(PROVIDED ENTRIES Opens)
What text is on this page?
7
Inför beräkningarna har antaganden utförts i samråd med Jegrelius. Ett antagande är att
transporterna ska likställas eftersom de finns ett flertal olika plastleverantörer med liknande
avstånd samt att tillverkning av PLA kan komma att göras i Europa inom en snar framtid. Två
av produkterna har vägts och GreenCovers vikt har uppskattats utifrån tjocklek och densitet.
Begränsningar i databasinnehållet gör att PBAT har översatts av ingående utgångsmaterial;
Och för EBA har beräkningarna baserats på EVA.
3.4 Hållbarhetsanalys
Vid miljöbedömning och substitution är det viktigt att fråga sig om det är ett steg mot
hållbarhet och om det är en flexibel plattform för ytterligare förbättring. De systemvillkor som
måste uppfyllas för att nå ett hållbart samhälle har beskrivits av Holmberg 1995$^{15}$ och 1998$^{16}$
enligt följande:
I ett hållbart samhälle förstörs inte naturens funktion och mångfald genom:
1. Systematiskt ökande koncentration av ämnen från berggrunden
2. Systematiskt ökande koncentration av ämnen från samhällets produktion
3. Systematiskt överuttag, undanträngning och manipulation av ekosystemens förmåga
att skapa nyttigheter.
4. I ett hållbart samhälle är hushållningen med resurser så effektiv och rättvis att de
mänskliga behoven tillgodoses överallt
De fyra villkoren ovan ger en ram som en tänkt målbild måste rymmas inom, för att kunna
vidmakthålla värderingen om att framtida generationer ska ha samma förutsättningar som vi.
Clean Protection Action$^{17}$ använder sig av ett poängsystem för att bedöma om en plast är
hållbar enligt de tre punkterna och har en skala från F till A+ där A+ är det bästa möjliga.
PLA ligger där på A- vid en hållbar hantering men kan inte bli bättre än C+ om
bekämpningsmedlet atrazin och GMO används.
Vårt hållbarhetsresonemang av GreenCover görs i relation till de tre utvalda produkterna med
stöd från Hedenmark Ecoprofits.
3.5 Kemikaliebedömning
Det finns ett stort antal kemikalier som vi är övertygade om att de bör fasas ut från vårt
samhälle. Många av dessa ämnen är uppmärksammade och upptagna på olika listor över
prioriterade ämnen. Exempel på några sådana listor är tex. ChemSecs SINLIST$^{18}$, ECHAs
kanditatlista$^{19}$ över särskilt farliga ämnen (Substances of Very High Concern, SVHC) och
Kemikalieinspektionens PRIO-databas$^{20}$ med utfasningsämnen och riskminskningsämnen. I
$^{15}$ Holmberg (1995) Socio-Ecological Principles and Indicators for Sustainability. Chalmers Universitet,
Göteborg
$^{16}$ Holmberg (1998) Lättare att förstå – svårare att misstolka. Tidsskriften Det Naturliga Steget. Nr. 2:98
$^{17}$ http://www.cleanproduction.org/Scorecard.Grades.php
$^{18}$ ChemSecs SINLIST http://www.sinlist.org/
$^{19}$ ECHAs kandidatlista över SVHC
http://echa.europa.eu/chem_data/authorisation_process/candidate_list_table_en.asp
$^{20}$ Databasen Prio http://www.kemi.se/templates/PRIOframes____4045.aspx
(PROVIDED ENTRIES Closes)
◆ PROBLEM STATEMENT: Filter the entries and copy each line with "inom".

◆ TASK OUTPUT:
avstånd samt att tillverkning av PLA kan komma att göras i Europa inom en snar framtid. Två
De fyra villkoren ovan ger en ram som en tänkt målbild måste rymmas inom, för att kunna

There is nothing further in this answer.